* **Exercise requirements**: Search the data for the word "value". Reproduce every line where it is found.

* **Supplied records**:
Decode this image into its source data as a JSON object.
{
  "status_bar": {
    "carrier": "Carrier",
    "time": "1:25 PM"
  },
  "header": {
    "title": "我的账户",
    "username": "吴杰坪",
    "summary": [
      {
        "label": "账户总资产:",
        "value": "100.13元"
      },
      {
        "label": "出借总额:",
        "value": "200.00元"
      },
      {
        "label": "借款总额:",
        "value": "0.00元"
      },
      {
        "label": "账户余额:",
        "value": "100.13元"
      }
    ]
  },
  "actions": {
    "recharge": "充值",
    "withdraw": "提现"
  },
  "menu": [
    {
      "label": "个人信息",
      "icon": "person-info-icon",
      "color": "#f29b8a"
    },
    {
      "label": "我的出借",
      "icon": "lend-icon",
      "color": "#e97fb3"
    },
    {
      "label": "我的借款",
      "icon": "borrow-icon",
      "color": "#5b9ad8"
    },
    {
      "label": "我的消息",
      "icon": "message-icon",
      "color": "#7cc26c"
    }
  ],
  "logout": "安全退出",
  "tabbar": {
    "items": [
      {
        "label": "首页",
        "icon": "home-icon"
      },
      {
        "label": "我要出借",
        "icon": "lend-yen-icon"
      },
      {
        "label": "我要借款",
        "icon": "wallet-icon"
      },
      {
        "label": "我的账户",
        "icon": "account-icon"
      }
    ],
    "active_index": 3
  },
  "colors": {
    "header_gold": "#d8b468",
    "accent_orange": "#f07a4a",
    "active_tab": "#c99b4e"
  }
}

* **Written answer**:
        "value": "100.13元"
        "value": "200.00元"
        "value": "0.00元"
        "value": "100.13元"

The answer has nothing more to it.